Every record here needs to be written out again exactly.

Records from a collection of figures
%%

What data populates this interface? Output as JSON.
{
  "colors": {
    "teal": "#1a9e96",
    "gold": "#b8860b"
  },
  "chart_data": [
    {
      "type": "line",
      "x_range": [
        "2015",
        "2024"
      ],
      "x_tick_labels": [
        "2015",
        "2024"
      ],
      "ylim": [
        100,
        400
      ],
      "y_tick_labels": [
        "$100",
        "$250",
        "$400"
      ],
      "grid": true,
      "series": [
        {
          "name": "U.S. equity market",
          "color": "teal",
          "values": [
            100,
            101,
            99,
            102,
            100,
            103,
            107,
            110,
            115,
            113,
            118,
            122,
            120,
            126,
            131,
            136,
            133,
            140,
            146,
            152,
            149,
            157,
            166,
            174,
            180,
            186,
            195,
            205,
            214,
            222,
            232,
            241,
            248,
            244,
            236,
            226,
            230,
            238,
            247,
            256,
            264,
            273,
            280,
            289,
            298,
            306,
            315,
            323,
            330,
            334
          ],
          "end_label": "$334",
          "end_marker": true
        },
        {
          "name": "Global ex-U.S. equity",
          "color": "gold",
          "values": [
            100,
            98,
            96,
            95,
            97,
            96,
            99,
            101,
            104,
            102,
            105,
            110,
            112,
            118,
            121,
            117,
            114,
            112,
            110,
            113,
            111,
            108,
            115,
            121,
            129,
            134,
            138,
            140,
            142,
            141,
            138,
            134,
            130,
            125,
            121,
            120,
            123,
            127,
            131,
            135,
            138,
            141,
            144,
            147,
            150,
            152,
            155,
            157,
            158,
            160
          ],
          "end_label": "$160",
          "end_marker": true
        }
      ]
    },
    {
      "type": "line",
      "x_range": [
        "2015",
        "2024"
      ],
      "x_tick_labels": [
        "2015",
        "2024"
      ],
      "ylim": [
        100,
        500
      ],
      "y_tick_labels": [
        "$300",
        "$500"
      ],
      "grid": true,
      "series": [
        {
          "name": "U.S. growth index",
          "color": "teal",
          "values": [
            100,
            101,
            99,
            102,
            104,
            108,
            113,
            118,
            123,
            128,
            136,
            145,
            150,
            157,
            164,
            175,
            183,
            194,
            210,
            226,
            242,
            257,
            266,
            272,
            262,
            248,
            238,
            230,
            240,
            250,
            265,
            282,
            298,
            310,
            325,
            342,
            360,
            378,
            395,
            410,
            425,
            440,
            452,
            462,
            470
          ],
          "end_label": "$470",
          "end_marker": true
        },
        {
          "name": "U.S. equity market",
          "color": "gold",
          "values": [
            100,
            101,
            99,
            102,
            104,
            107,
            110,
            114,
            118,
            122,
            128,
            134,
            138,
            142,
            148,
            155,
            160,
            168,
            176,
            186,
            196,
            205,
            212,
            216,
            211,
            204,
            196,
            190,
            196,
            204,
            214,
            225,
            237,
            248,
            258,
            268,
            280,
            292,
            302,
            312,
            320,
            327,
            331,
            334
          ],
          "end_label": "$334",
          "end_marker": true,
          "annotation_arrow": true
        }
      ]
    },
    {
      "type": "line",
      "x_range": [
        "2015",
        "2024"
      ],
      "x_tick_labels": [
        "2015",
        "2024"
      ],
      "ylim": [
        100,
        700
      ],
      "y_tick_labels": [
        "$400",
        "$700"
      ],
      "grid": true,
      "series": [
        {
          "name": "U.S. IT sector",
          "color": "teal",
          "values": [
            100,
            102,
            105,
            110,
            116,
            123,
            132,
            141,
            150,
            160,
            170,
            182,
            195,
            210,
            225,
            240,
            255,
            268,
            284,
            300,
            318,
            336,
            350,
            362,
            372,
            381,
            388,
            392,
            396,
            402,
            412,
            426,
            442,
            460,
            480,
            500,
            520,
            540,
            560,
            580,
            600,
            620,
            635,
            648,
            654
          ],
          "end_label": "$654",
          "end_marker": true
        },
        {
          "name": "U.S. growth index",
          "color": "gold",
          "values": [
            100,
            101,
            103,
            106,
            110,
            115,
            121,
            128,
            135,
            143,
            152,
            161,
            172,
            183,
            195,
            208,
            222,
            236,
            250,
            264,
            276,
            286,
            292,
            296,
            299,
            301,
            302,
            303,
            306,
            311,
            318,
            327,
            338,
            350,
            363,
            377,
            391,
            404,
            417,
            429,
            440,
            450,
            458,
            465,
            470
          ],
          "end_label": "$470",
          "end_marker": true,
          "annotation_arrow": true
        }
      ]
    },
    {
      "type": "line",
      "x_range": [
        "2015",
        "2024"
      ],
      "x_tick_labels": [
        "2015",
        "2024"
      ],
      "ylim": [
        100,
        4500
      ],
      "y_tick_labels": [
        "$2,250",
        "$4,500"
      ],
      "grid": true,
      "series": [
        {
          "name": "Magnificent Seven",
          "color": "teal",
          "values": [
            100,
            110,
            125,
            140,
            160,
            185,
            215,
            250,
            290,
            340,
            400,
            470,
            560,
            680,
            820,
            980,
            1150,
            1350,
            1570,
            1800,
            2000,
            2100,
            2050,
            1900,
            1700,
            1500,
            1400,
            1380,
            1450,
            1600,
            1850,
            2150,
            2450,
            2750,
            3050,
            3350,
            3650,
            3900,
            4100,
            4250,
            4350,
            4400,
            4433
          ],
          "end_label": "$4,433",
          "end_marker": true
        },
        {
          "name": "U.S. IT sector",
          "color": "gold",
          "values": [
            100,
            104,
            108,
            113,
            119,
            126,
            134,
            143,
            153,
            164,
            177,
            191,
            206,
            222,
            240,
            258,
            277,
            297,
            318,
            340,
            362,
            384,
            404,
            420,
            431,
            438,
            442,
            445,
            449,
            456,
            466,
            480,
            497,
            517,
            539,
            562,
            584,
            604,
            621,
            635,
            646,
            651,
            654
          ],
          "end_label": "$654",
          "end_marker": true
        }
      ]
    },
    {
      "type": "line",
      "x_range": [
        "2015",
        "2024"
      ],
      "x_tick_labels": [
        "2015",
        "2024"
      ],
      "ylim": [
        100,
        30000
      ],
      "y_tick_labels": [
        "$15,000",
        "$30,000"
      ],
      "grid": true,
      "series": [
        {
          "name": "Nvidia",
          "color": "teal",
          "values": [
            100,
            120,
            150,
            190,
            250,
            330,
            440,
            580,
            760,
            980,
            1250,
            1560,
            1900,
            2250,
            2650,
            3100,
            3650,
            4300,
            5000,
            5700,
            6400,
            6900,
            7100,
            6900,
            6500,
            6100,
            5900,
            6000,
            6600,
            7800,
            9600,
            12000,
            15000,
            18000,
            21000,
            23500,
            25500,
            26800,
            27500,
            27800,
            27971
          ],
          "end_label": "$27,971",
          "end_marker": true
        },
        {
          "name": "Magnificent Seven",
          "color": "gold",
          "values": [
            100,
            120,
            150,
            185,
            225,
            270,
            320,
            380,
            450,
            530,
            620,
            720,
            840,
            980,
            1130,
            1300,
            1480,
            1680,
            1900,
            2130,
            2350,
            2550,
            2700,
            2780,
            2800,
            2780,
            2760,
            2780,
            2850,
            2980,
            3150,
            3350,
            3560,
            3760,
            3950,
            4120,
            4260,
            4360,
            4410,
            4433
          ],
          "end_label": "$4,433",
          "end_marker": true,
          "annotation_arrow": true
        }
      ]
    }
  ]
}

%%

SOLUTION ▸
What data populates this interface? Output as JSON.
{
  "colors": {
    "teal": "#1a9e96",
    "gold": "#b8860b"
  },
  "chart_data": [
    {
      "type": "line",
      "x_range": [
        "2015",
        "2024"
      ],
      "x_tick_labels": [
        "2015",
        "2024"
      ],
      "ylim": [
        100,
        400
      ],
      "y_tick_labels": [
        "$100",
        "$250",
        "$400"
      ],
      "grid": true,
      "series": [
        {
          "name": "U.S. equity market",
          "color": "teal",
          "values": [
            100,
            101,
            99,
            102,
            100,
            103,
            107,
            110,
            115,
            113,
            118,
            122,
            120,
            126,
            131,
            136,
            133,
            140,
            146,
            152,
            149,
            157,
            166,
            174,
            180,
            186,
            195,
            205,
            214,
            222,
            232,
            241,
            248,
            244,
            236,
            226,
            230,
            238,
            247,
            256,
            264,
            273,
            280,
            289,
            298,
            306,
            315,
            323,
            330,
            334
          ],
          "end_label": "$334",
          "end_marker": true
        },
        {
          "name": "Global ex-U.S. equity",
          "color": "gold",
          "values": [
            100,
            98,
            96,
            95,
            97,
            96,
            99,
            101,
            104,
            102,
            105,
            110,
            112,
            118,
            121,
            117,
            114,
            112,
            110,
            113,
            111,
            108,
            115,
            121,
            129,
            134,
            138,
            140,
            142,
            141,
            138,
            134,
            130,
            125,
            121,
            120,
            123,
            127,
            131,
            135,
            138,
            141,
            144,
            147,
            150,
            152,
            155,
            157,
            158,
            160
          ],
          "end_label": "$160",
          "end_marker": true
        }
      ]
    },
    {
      "type": "line",
      "x_range": [
        "2015",
        "2024"
      ],
      "x_tick_labels": [
        "2015",
        "2024"
      ],
      "ylim": [
        100,
        500
      ],
      "y_tick_labels": [
        "$300",
        "$500"
      ],
      "grid": true,
      "series": [
        {
          "name": "U.S. growth index",
          "color": "teal",
          "values": [
            100,
            101,
            99,
            102,
            104,
            108,
            113,
            118,
            123,
            128,
            136,
            145,
            150,
            157,
            164,
            175,
            183,
            194,
            210,
            226,
            242,
            257,
            266,
            272,
            262,
            248,
            238,
            230,
            240,
            250,
            265,
            282,
            298,
            310,
            325,
            342,
            360,
            378,
            395,
            410,
            425,
            440,
            452,
            462,
            470
          ],
          "end_label": "$470",
          "end_marker": true
        },
        {
          "name": "U.S. equity market",
          "color": "gold",
          "values": [
            100,
            101,
            99,
            102,
            104,
            107,
            110,
            114,
            118,
            122,
            128,
            134,
            138,
            142,
            148,
            155,
            160,
            168,
            176,
            186,
            196,
            205,
            212,
            216,
            211,
            204,
            196,
            190,
            196,
            204,
            214,
            225,
            237,
            248,
            258,
            268,
            280,
            292,
            302,
            312,
            320,
            327,
            331,
            334
          ],
          "end_label": "$334",
          "end_marker": true,
          "annotation_arrow": true
        }
      ]
    },
    {
      "type": "line",
      "x_range": [
        "2015",
        "2024"
      ],
      "x_tick_labels": [
        "2015",
        "2024"
      ],
      "ylim": [
        100,
        700
      ],
      "y_tick_labels": [
        "$400",
        "$700"
      ],
      "grid": true,
      "series": [
        {
          "name": "U.S. IT sector",
          "color": "teal",
          "values": [
            100,
            102,
            105,
            110,
            116,
            123,
            132,
            141,
            150,
            160,
            170,
            182,
            195,
            210,
            225,
            240,
            255,
            268,
            284,
            300,
            318,
            336,
            350,
            362,
            372,
            381,
            388,
            392,
            396,
            402,
            412,
            426,
            442,
            460,
            480,
            500,
            520,
            540,
            560,
            580,
            600,
            620,
            635,
            648,
            654
          ],
          "end_label": "$654",
          "end_marker": true
        },
        {
          "name": "U.S. growth index",
          "color": "gold",
          "values": [
            100,
            101,
            103,
            106,
            110,
            115,
            121,
            128,
            135,
            143,
            152,
            161,
            172,
            183,
            195,
            208,
            222,
            236,
            250,
            264,
            276,
            286,
            292,
            296,
            299,
            301,
            302,
            303,
            306,
            311,
            318,
            327,
            338,
            350,
            363,
            377,
            391,
            404,
            417,
            429,
            440,
            450,
            458,
            465,
            470
          ],
          "end_label": "$470",
          "end_marker": true,
          "annotation_arrow": true
        }
      ]
    },
    {
      "type": "line",
      "x_range": [
        "2015",
        "2024"
      ],
      "x_tick_labels": [
        "2015",
        "2024"
      ],
      "ylim": [
        100,
        4500
      ],
      "y_tick_labels": [
        "$2,250",
        "$4,500"
      ],
      "grid": true,
      "series": [
        {
          "name": "Magnificent Seven",
          "color": "teal",
          "values": [
            100,
            110,
            125,
            140,
            160,
            185,
            215,
            250,
            290,
            340,
            400,
            470,
            560,
            680,
            820,
            980,
            1150,
            1350,
            1570,
            1800,
            2000,
            2100,
            2050,
            1900,
            1700,
            1500,
            1400,
            1380,
            1450,
            1600,
            1850,
            2150,
            2450,
            2750,
            3050,
            3350,
            3650,
            3900,
            4100,
            4250,
            4350,
            4400,
            4433
          ],
          "end_label": "$4,433",
          "end_marker": true
        },
        {
          "name": "U.S. IT sector",
          "color": "gold",
          "values": [
            100,
            104,
            108,
            113,
            119,
            126,
            134,
            143,
            153,
            164,
            177,
            191,
            206,
            222,
            240,
            258,
            277,
            297,
            318,
            340,
            362,
            384,
            404,
            420,
            431,
            438,
            442,
            445,
            449,
            456,
            466,
            480,
            497,
            517,
            539,
            562,
            584,
            604,
            621,
            635,
            646,
            651,
            654
          ],
          "end_label": "$654",
          "end_marker": true
        }
      ]
    },
    {
      "type": "line",
      "x_range": [
        "2015",
        "2024"
      ],
      "x_tick_labels": [
        "2015",
        "2024"
      ],
      "ylim": [
        100,
        30000
      ],
      "y_tick_labels": [
        "$15,000",
        "$30,000"
      ],
      "grid": true,
      "series": [
        {
          "name": "Nvidia",
          "color": "teal",
          "values": [
            100,
            120,
            150,
            190,
            250,
            330,
            440,
            580,
            760,
            980,
            1250,
            1560,
            1900,
            2250,
            2650,
            3100,
            3650,
            4300,
            5000,
            5700,
            6400,
            6900,
            7100,
            6900,
            6500,
            6100,
            5900,
            6000,
            6600,
            7800,
            9600,
            12000,
            15000,
            18000,
            21000,
            23500,
            25500,
            26800,
            27500,
            27800,
            27971
          ],
          "end_label": "$27,971",
          "end_marker": true
        },
        {
          "name": "Magnificent Seven",
          "color": "gold",
          "values": [
            100,
            120,
            150,
            185,
            225,
            270,
            320,
            380,
            450,
            530,
            620,
            720,
            840,
            980,
            1130,
            1300,
            1480,
            1680,
            1900,
            2130,
            2350,
            2550,
            2700,
            2780,
            2800,
            2780,
            2760,
            2780,
            2850,
            2980,
            3150,
            3350,
            3560,
            3760,
            3950,
            4120,
            4260,
            4360,
            4410,
            4433
          ],
          "end_label": "$4,433",
          "end_marker": true,
          "annotation_arrow": true
        }
      ]
    }
  ]
}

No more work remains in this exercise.